* **TASK**:
Identify each line below containing the string "shop" and copy it.

-- Start of GIVEN RECORDS --

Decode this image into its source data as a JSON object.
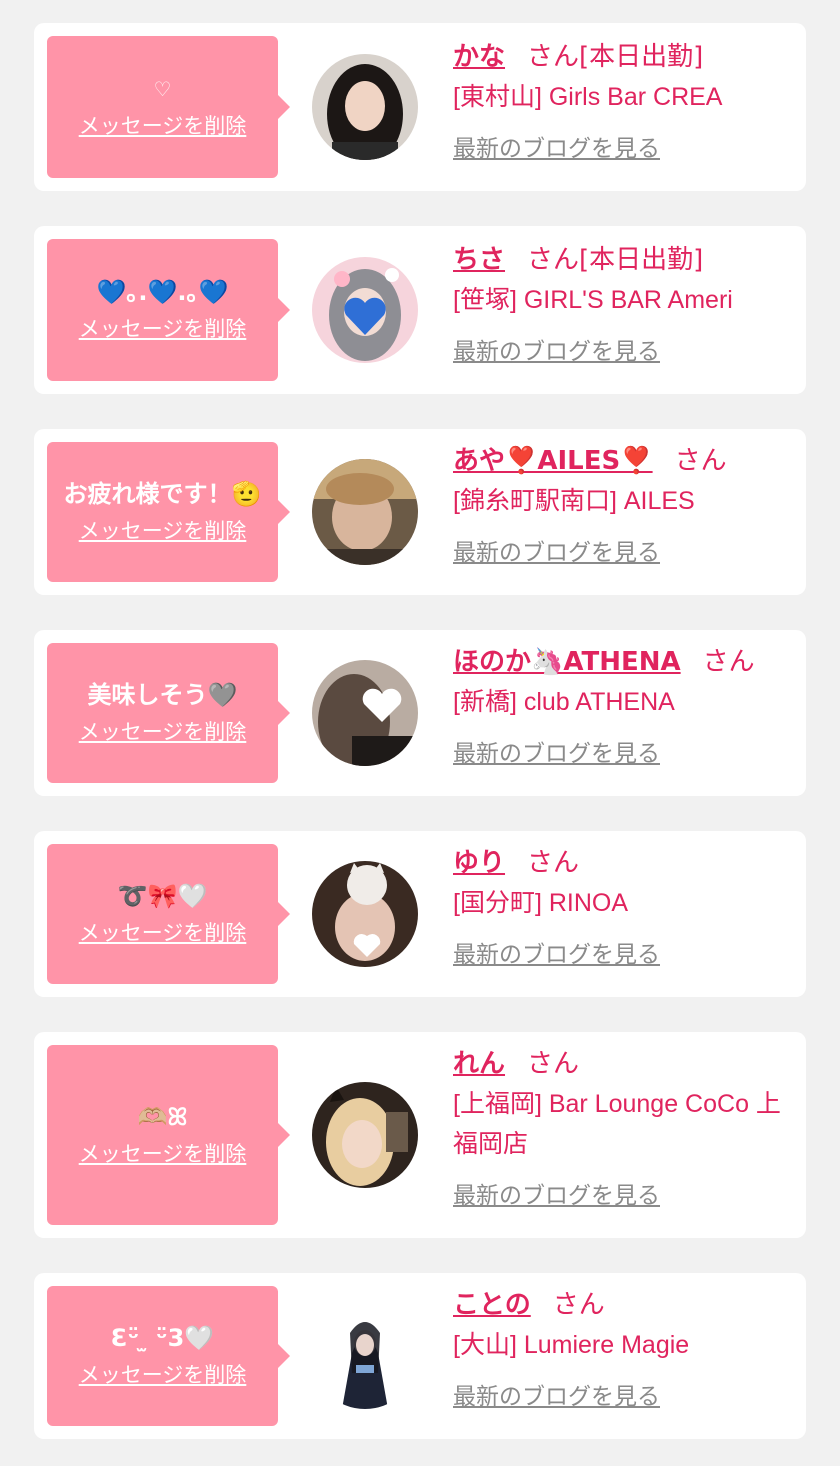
{
  "cards": [
    {
      "message": "♡",
      "message_light": true,
      "delete_label": "メッセージを削除",
      "name": "かな",
      "honorific": "さん",
      "status": "[本日出勤]",
      "shop": "[東村山] Girls Bar CREA",
      "blog_label": "最新のブログを見る",
      "avatar_colors": [
        "#d8d2cc",
        "#1c1715",
        "#f0d4c4"
      ]
    },
    {
      "message": "💙｡.💙.｡💙",
      "message_light": false,
      "delete_label": "メッセージを削除",
      "name": "ちさ",
      "honorific": "さん",
      "status": "[本日出勤]",
      "shop": "[笹塚] GIRL'S BAR Ameri",
      "blog_label": "最新のブログを見る",
      "avatar_colors": [
        "#f6d4dc",
        "#8e8e94",
        "#2f6fd6"
      ]
    },
    {
      "message": "お疲れ様です！🫡",
      "message_light": false,
      "delete_label": "メッセージを削除",
      "name": "あや❣️AILES❣️",
      "honorific": "さん",
      "status": "",
      "shop": "[錦糸町駅南口] AILES",
      "blog_label": "最新のブログを見る",
      "avatar_colors": [
        "#6b5a46",
        "#c7a87a",
        "#d8b59c"
      ]
    },
    {
      "message": "美味しそう🩶",
      "message_light": false,
      "delete_label": "メッセージを削除",
      "name": "ほのか🦄ATHENA",
      "honorific": "さん",
      "status": "",
      "shop": "[新橋] club ATHENA",
      "blog_label": "最新のブログを見る",
      "avatar_colors": [
        "#b9aca2",
        "#5a4a40",
        "#ffffff"
      ]
    },
    {
      "message": "➰🎀🤍",
      "message_light": false,
      "delete_label": "メッセージを削除",
      "name": "ゆり",
      "honorific": "さん",
      "status": "",
      "shop": "[国分町] RINOA",
      "blog_label": "最新のブログを見る",
      "avatar_colors": [
        "#3a2a22",
        "#f0ece8",
        "#e4c4b4"
      ]
    },
    {
      "message": "🫶🏼ꕤ",
      "message_light": false,
      "delete_label": "メッセージを削除",
      "name": "れん",
      "honorific": "さん",
      "status": "",
      "shop": "[上福岡] Bar Lounge CoCo 上福岡店",
      "blog_label": "最新のブログを見る",
      "avatar_colors": [
        "#2e241e",
        "#e8cda0",
        "#f2d8c8"
      ]
    },
    {
      "message": "Ɛᵕ̈ ̫ ᵕ̈3🤍",
      "message_light": false,
      "delete_label": "メッセージを削除",
      "name": "ことの",
      "honorific": "さん",
      "status": "",
      "shop": "[大山] Lumiere Magie",
      "blog_label": "最新のブログを見る",
      "avatar_colors": [
        "#ffffff",
        "#1e2436",
        "#e8d4cc"
      ]
    }
  ],
  "colors": {
    "page_bg": "#f1f1f1",
    "card_bg": "#ffffff",
    "bubble_bg": "#ff94a8",
    "accent": "#e0245e",
    "muted_link": "#8a8a8a"
  }
}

-- End of GIVEN RECORDS --

* **THE OUTPUT**:
      "shop": "[東村山] Girls Bar CREA",
      "shop": "[笹塚] GIRL'S BAR Ameri",
      "shop": "[錦糸町駅南口] AILES",
      "shop": "[新橋] club ATHENA",
      "shop": "[国分町] RINOA",
      "shop": "[上福岡] Bar Lounge CoCo 上福岡店",
      "shop": "[大山] Lumiere Magie",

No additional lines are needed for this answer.